[Goal] Copy out each line containing "วยยาง" from the entries below.

[Listing]
━━━━━━━━━━━━━━━━━━━━━━━━━━━━━━

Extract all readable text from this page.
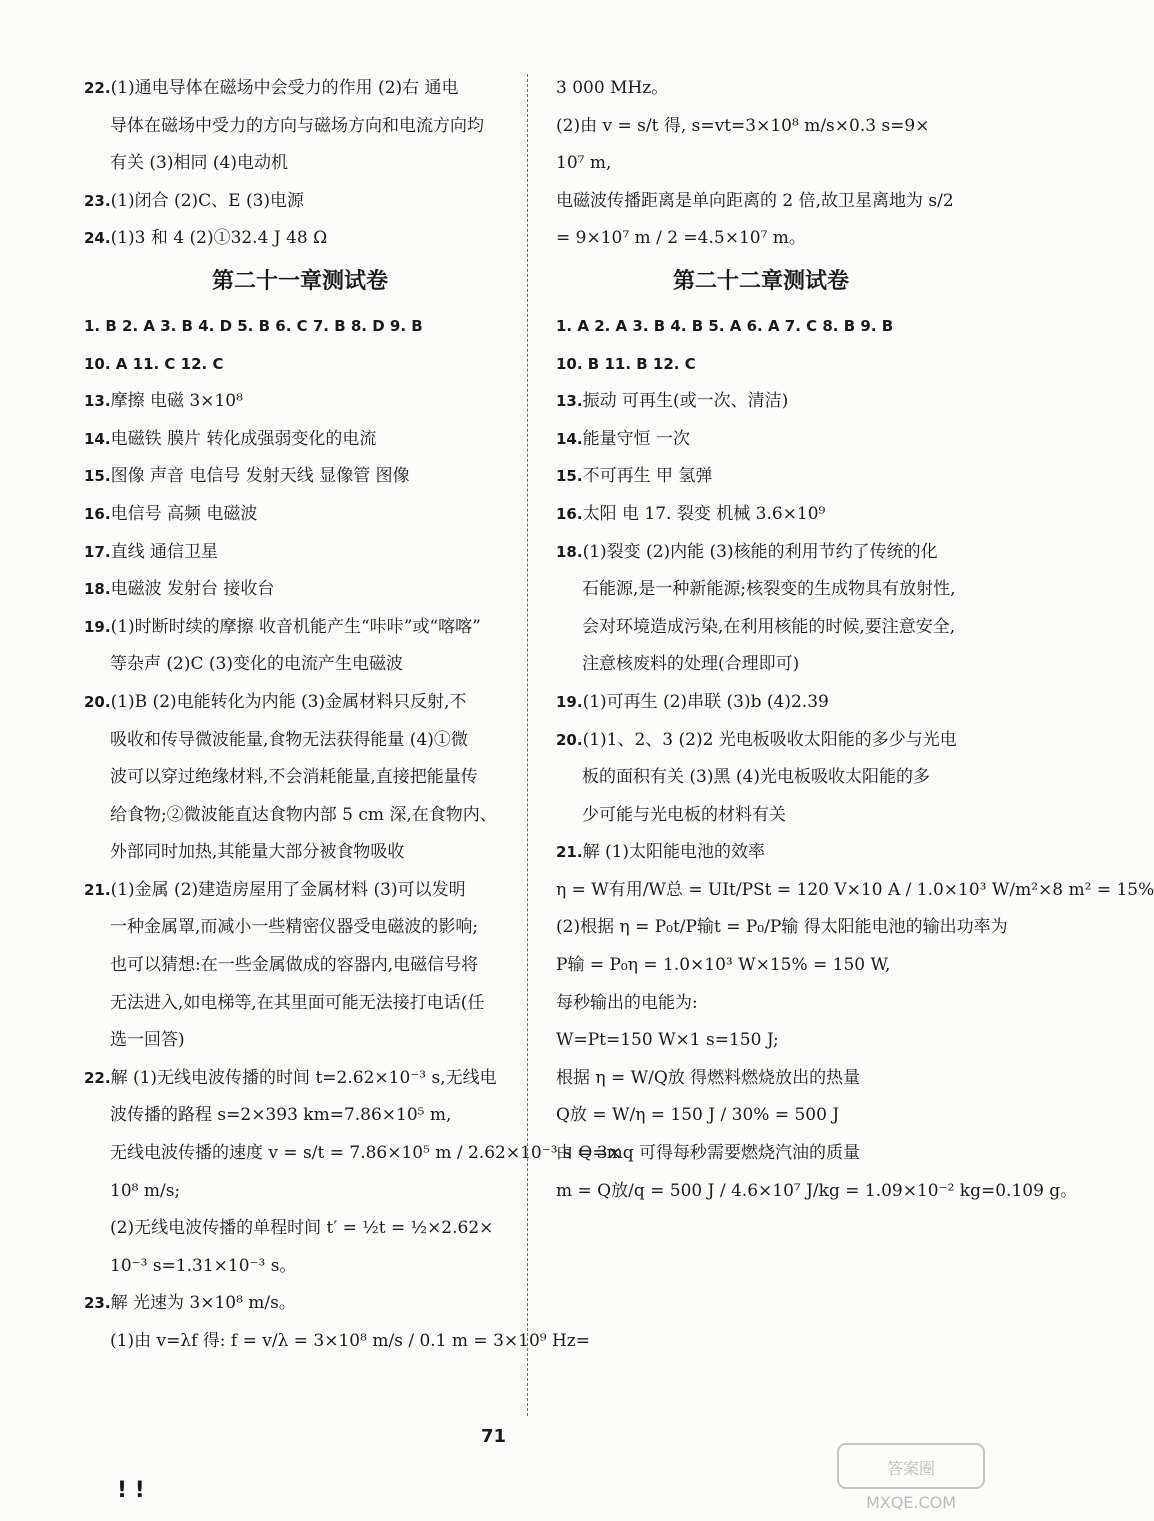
22.(1)通电导体在磁场中会受力的作用 (2)右 通电
导体在磁场中受力的方向与磁场方向和电流方向均
有关 (3)相同 (4)电动机
23.(1)闭合 (2)C、E (3)电源
24.(1)3 和 4 (2)①32.4 J 48 Ω
第二十一章测试卷
1. B 2. A 3. B 4. D 5. B 6. C 7. B 8. D 9. B
10. A 11. C 12. C
13.摩擦 电磁 3×10⁸
14.电磁铁 膜片 转化成强弱变化的电流
15.图像 声音 电信号 发射天线 显像管 图像
16.电信号 高频 电磁波
17.直线 通信卫星
18.电磁波 发射台 接收台
19.(1)时断时续的摩擦 收音机能产生“咔咔”或“喀喀”
等杂声 (2)C (3)变化的电流产生电磁波
20.(1)B (2)电能转化为内能 (3)金属材料只反射,不
吸收和传导微波能量,食物无法获得能量 (4)①微
波可以穿过绝缘材料,不会消耗能量,直接把能量传
给食物;②微波能直达食物内部 5 cm 深,在食物内、
外部同时加热,其能量大部分被食物吸收
21.(1)金属 (2)建造房屋用了金属材料 (3)可以发明
一种金属罩,而减小一些精密仪器受电磁波的影响;
也可以猜想:在一些金属做成的容器内,电磁信号将
无法进入,如电梯等,在其里面可能无法接打电话(任
选一回答)
22.解 (1)无线电波传播的时间 t=2.62×10⁻³ s,无线电
波传播的路程 s=2×393 km=7.86×10⁵ m,
无线电波传播的速度 v = s/t = 7.86×10⁵ m / 2.62×10⁻³ s = 3×
10⁸ m/s;
(2)无线电波传播的单程时间 t′ = ½t = ½×2.62×
10⁻³ s=1.31×10⁻³ s。
23.解 光速为 3×10⁸ m/s。
(1)由 v=λf 得: f = v/λ = 3×10⁸ m/s / 0.1 m = 3×10⁹ Hz=
3 000 MHz。
(2)由 v = s/t 得, s=vt=3×10⁸ m/s×0.3 s=9×
10⁷ m,
电磁波传播距离是单向距离的 2 倍,故卫星离地为 s/2
= 9×10⁷ m / 2 =4.5×10⁷ m。
第二十二章测试卷
1. A 2. A 3. B 4. B 5. A 6. A 7. C 8. B 9. B
10. B 11. B 12. C
13.振动 可再生(或一次、清洁)
14.能量守恒 一次
15.不可再生 甲 氢弹
16.太阳 电 17. 裂变 机械 3.6×10⁹
18.(1)裂变 (2)内能 (3)核能的利用节约了传统的化
石能源,是一种新能源;核裂变的生成物具有放射性,
会对环境造成污染,在利用核能的时候,要注意安全,
注意核废料的处理(合理即可)
19.(1)可再生 (2)串联 (3)b (4)2.39
20.(1)1、2、3 (2)2 光电板吸收太阳能的多少与光电
板的面积有关 (3)黑 (4)光电板吸收太阳能的多
少可能与光电板的材料有关
21.解 (1)太阳能电池的效率
η = W有用/W总 = UIt/PSt = 120 V×10 A / 1.0×10³ W/m²×8 m² = 15%
(2)根据 η = P₀t/P输t = P₀/P输 得太阳能电池的输出功率为
P输 = P₀η = 1.0×10³ W×15% = 150 W,
每秒输出的电能为:
W=Pt=150 W×1 s=150 J;
根据 η = W/Q放 得燃料燃烧放出的热量
Q放 = W/η = 150 J / 30% = 500 J
由 Q=mq 可得每秒需要燃烧汽油的质量
m = Q放/q = 500 J / 4.6×10⁷ J/kg = 1.09×10⁻² kg=0.109 g。
71
! !
答案圈
MXQE.COM
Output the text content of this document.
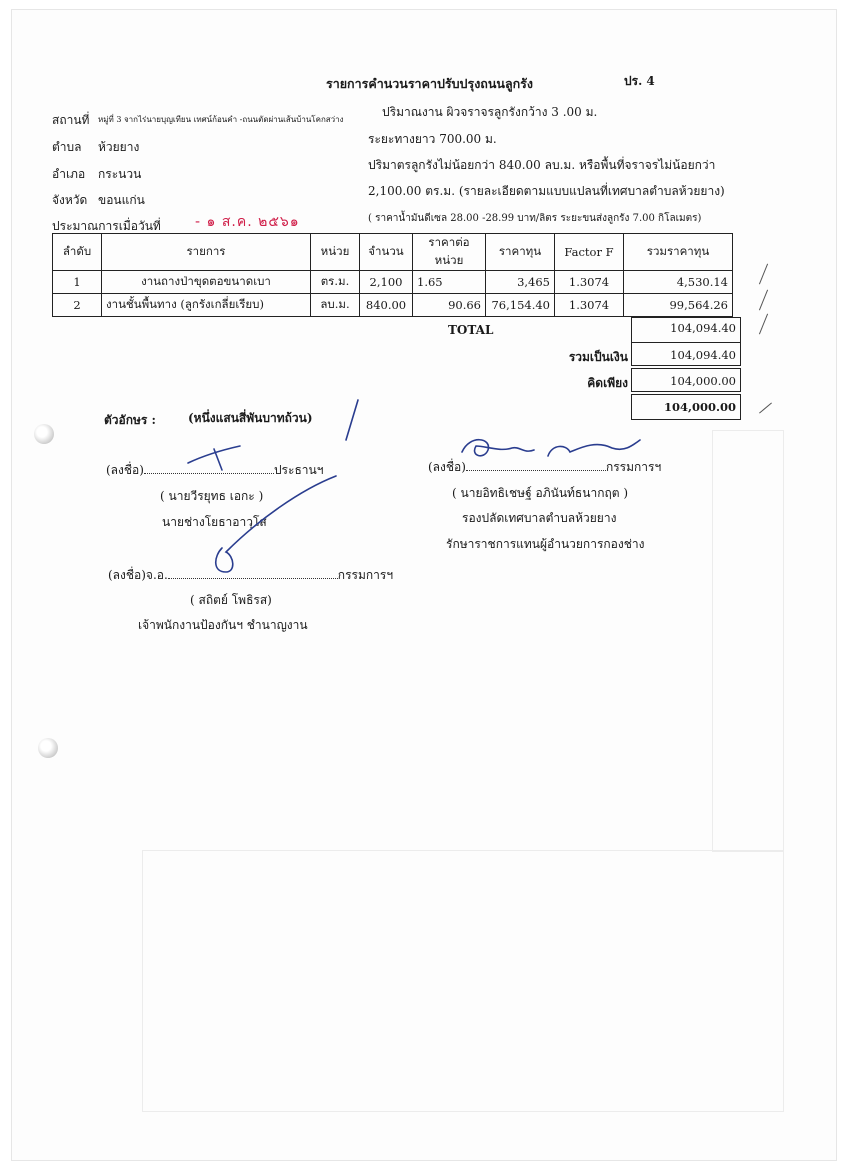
รายการคำนวนราคาปรับปรุงถนนลูกรัง	ปร. 4
สถานที่ หมู่ที่ 3 จากไร่นายบุญเทียน เทศน์ก้อนคำ -ถนนตัดผ่านเส้นบ้านโคกสว่าง
ตำบล ห้วยยาง
อำเภอ กระนวน
จังหวัด ขอนแก่น
ประมาณการเมื่อวันที่ - ๑ ส.ค. ๒๕๖๑
ปริมาณงาน ผิวจราจรลูกรังกว้าง 3 .00 ม.
ระยะทางยาว 700.00 ม.
ปริมาตรลูกรังไม่น้อยกว่า 840.00 ลบ.ม. หรือพื้นที่จราจรไม่น้อยกว่า
2,100.00 ตร.ม. (รายละเอียดตามแบบแปลนที่เทศบาลตำบลห้วยยาง)
( ราคาน้ำมันดีเซล 28.00 -28.99 บาท/ลิตร ระยะขนส่งลูกรัง 7.00 กิโลเมตร)
ลำดับ	รายการ	หน่วย	จำนวน	ราคาต่อหน่วย	ราคาทุน	Factor F	รวมราคาทุน
1	งานถางป่าขุดตอขนาดเบา	ตร.ม.	2,100	1.65	3,465	1.3074	4,530.14
2	งานชั้นพื้นทาง (ลูกรังเกลี่ยเรียบ)	ลบ.ม.	840.00	90.66	76,154.40	1.3074	99,564.26
TOTAL	104,094.40
รวมเป็นเงิน	104,094.40
คิดเพียง	104,000.00
104,000.00
ตัวอักษร :	(หนึ่งแสนสี่พันบาทถ้วน)
(ลงชื่อ)	ประธานฯ
( นายวีรยุทธ เอกะ )
นายช่างโยธาอาวุโส
(ลงชื่อ)จ.อ.	กรรมการฯ
( สถิตย์ โพธิรส)
เจ้าพนักงานป้องกันฯ ชำนาญงาน
(ลงชื่อ)	กรรมการฯ
( นายอิทธิเชษฐ์ อภินันท์ธนากฤต )
รองปลัดเทศบาลตำบลห้วยยาง
รักษาราชการแทนผู้อำนวยการกองช่าง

━━━━━━━━━━━━━━━━━━━━━━━━━━━━━━

[Finished task]
ตำบล ห้วยยาง
2,100.00 ตร.ม. (รายละเอียดตามแบบแปลนที่เทศบาลตำบลห้วยยาง)
รองปลัดเทศบาลตำบลห้วยยาง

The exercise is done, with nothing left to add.